►

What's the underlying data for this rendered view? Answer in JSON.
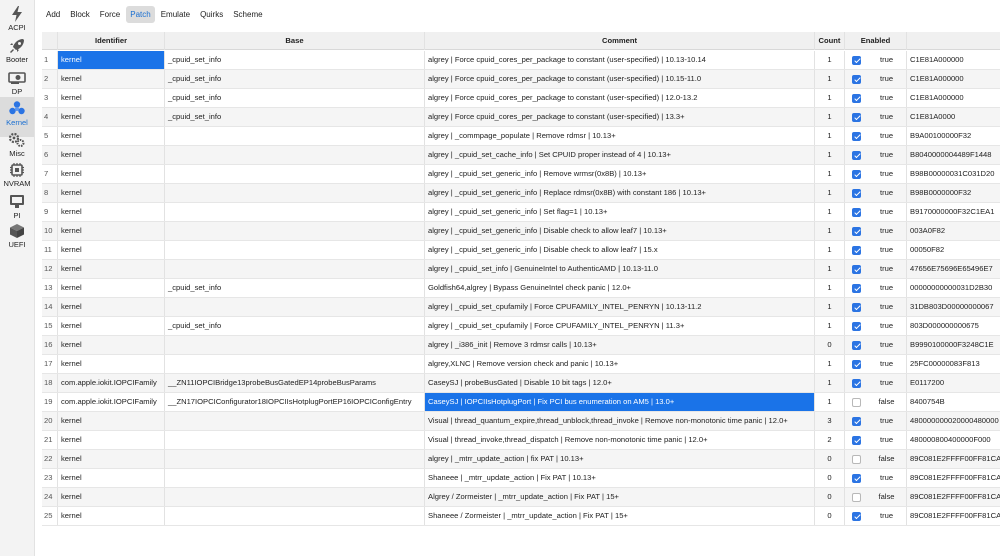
{
  "sidebar": [
    {
      "label": "ACPI",
      "icon": "bolt-icon"
    },
    {
      "label": "Booter",
      "icon": "rocket-icon"
    },
    {
      "label": "DP",
      "icon": "gpu-card-icon"
    },
    {
      "label": "Kernel",
      "icon": "kernel-icon",
      "active": true
    },
    {
      "label": "Misc",
      "icon": "gears-icon"
    },
    {
      "label": "NVRAM",
      "icon": "chip-icon"
    },
    {
      "label": "PI",
      "icon": "monitor-icon"
    },
    {
      "label": "UEFI",
      "icon": "cube-icon"
    }
  ],
  "toolbar": {
    "buttons": [
      "Add",
      "Block",
      "Force",
      "Patch",
      "Emulate",
      "Quirks",
      "Scheme"
    ],
    "active": "Patch"
  },
  "table": {
    "headers": {
      "identifier": "Identifier",
      "base": "Base",
      "comment": "Comment",
      "count": "Count",
      "enabled": "Enabled",
      "find": ""
    },
    "rows": [
      {
        "n": "1",
        "id": "kernel",
        "base": "_cpuid_set_info",
        "comment": "algrey | Force cpuid_cores_per_package to constant (user-specified) | 10.13-10.14",
        "count": "1",
        "checked": true,
        "enabled": "true",
        "find": "C1E81A000000"
      },
      {
        "n": "2",
        "id": "kernel",
        "base": "_cpuid_set_info",
        "comment": "algrey | Force cpuid_cores_per_package to constant (user-specified) | 10.15-11.0",
        "count": "1",
        "checked": true,
        "enabled": "true",
        "find": "C1E81A000000"
      },
      {
        "n": "3",
        "id": "kernel",
        "base": "_cpuid_set_info",
        "comment": "algrey | Force cpuid_cores_per_package to constant (user-specified) | 12.0-13.2",
        "count": "1",
        "checked": true,
        "enabled": "true",
        "find": "C1E81A000000"
      },
      {
        "n": "4",
        "id": "kernel",
        "base": "_cpuid_set_info",
        "comment": "algrey | Force cpuid_cores_per_package to constant (user-specified) | 13.3+",
        "count": "1",
        "checked": true,
        "enabled": "true",
        "find": "C1E81A0000"
      },
      {
        "n": "5",
        "id": "kernel",
        "base": "",
        "comment": "algrey | _commpage_populate | Remove rdmsr | 10.13+",
        "count": "1",
        "checked": true,
        "enabled": "true",
        "find": "B9A00100000F32"
      },
      {
        "n": "6",
        "id": "kernel",
        "base": "",
        "comment": "algrey | _cpuid_set_cache_info | Set CPUID proper instead of 4 | 10.13+",
        "count": "1",
        "checked": true,
        "enabled": "true",
        "find": "B8040000004489F1448"
      },
      {
        "n": "7",
        "id": "kernel",
        "base": "",
        "comment": "algrey | _cpuid_set_generic_info | Remove wrmsr(0x8B) | 10.13+",
        "count": "1",
        "checked": true,
        "enabled": "true",
        "find": "B98B00000031C031D20"
      },
      {
        "n": "8",
        "id": "kernel",
        "base": "",
        "comment": "algrey | _cpuid_set_generic_info | Replace rdmsr(0x8B) with constant 186 | 10.13+",
        "count": "1",
        "checked": true,
        "enabled": "true",
        "find": "B98B0000000F32"
      },
      {
        "n": "9",
        "id": "kernel",
        "base": "",
        "comment": "algrey | _cpuid_set_generic_info | Set flag=1 | 10.13+",
        "count": "1",
        "checked": true,
        "enabled": "true",
        "find": "B9170000000F32C1EA1"
      },
      {
        "n": "10",
        "id": "kernel",
        "base": "",
        "comment": "algrey | _cpuid_set_generic_info | Disable check to allow leaf7 | 10.13+",
        "count": "1",
        "checked": true,
        "enabled": "true",
        "find": "003A0F82"
      },
      {
        "n": "11",
        "id": "kernel",
        "base": "",
        "comment": "algrey | _cpuid_set_generic_info | Disable check to allow leaf7 | 15.x",
        "count": "1",
        "checked": true,
        "enabled": "true",
        "find": "00050F82"
      },
      {
        "n": "12",
        "id": "kernel",
        "base": "",
        "comment": "algrey | _cpuid_set_info | GenuineIntel to AuthenticAMD | 10.13-11.0",
        "count": "1",
        "checked": true,
        "enabled": "true",
        "find": "47656E75696E65496E7"
      },
      {
        "n": "13",
        "id": "kernel",
        "base": "_cpuid_set_info",
        "comment": "Goldfish64,algrey | Bypass GenuineIntel check panic | 12.0+",
        "count": "1",
        "checked": true,
        "enabled": "true",
        "find": "00000000000031D2B30"
      },
      {
        "n": "14",
        "id": "kernel",
        "base": "",
        "comment": "algrey | _cpuid_set_cpufamily | Force CPUFAMILY_INTEL_PENRYN | 10.13-11.2",
        "count": "1",
        "checked": true,
        "enabled": "true",
        "find": "31DB803D00000000067"
      },
      {
        "n": "15",
        "id": "kernel",
        "base": "_cpuid_set_info",
        "comment": "algrey | _cpuid_set_cpufamily | Force CPUFAMILY_INTEL_PENRYN | 11.3+",
        "count": "1",
        "checked": true,
        "enabled": "true",
        "find": "803D000000000675"
      },
      {
        "n": "16",
        "id": "kernel",
        "base": "",
        "comment": "algrey | _i386_init | Remove 3 rdmsr calls | 10.13+",
        "count": "0",
        "checked": true,
        "enabled": "true",
        "find": "B9990100000F3248C1E"
      },
      {
        "n": "17",
        "id": "kernel",
        "base": "",
        "comment": "algrey,XLNC | Remove version check and panic | 10.13+",
        "count": "1",
        "checked": true,
        "enabled": "true",
        "find": "25FC00000083F813"
      },
      {
        "n": "18",
        "id": "com.apple.iokit.IOPCIFamily",
        "base": "__ZN11IOPCIBridge13probeBusGatedEP14probeBusParams",
        "comment": "CaseySJ | probeBusGated | Disable 10 bit tags | 12.0+",
        "count": "1",
        "checked": true,
        "enabled": "true",
        "find": "E0117200"
      },
      {
        "n": "19",
        "id": "com.apple.iokit.IOPCIFamily",
        "base": "__ZN17IOPCIConfigurator18IOPCIIsHotplugPortEP16IOPCIConfigEntry",
        "comment": "CaseySJ | IOPCIIsHotplugPort | Fix PCI bus enumeration on AM5 | 13.0+",
        "count": "1",
        "checked": false,
        "enabled": "false",
        "find": "8400754B"
      },
      {
        "n": "20",
        "id": "kernel",
        "base": "",
        "comment": "Visual | thread_quantum_expire,thread_unblock,thread_invoke | Remove non-monotonic time panic | 12.0+",
        "count": "3",
        "checked": true,
        "enabled": "true",
        "find": "480000000020000480000"
      },
      {
        "n": "21",
        "id": "kernel",
        "base": "",
        "comment": "Visual | thread_invoke,thread_dispatch | Remove non-monotonic time panic | 12.0+",
        "count": "2",
        "checked": true,
        "enabled": "true",
        "find": "480000800400000F000"
      },
      {
        "n": "22",
        "id": "kernel",
        "base": "",
        "comment": "algrey | _mtrr_update_action | fix PAT | 10.13+",
        "count": "0",
        "checked": false,
        "enabled": "false",
        "find": "89C081E2FFFF00FF81CA"
      },
      {
        "n": "23",
        "id": "kernel",
        "base": "",
        "comment": "Shaneee | _mtrr_update_action | Fix PAT | 10.13+",
        "count": "0",
        "checked": true,
        "enabled": "true",
        "find": "89C081E2FFFF00FF81CA"
      },
      {
        "n": "24",
        "id": "kernel",
        "base": "",
        "comment": "Algrey / Zormeister | _mtrr_update_action | Fix PAT | 15+",
        "count": "0",
        "checked": false,
        "enabled": "false",
        "find": "89C081E2FFFF00FF81CA"
      },
      {
        "n": "25",
        "id": "kernel",
        "base": "",
        "comment": "Shaneee / Zormeister | _mtrr_update_action | Fix PAT | 15+",
        "count": "0",
        "checked": true,
        "enabled": "true",
        "find": "89C081E2FFFF00FF81CA"
      }
    ]
  },
  "colors": {
    "accent": "#1a73e8",
    "checkbox": "#2b74e3",
    "selected_label": "#1a6fd1"
  }
}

◄

● Problem description
Copy each line above where the string "Zormeister" occurs.

● Answer to the problem
        "comment": "Algrey / Zormeister | _mtrr_update_action | Fix PAT | 15+",
        "comment": "Shaneee / Zormeister | _mtrr_update_action | Fix PAT | 15+",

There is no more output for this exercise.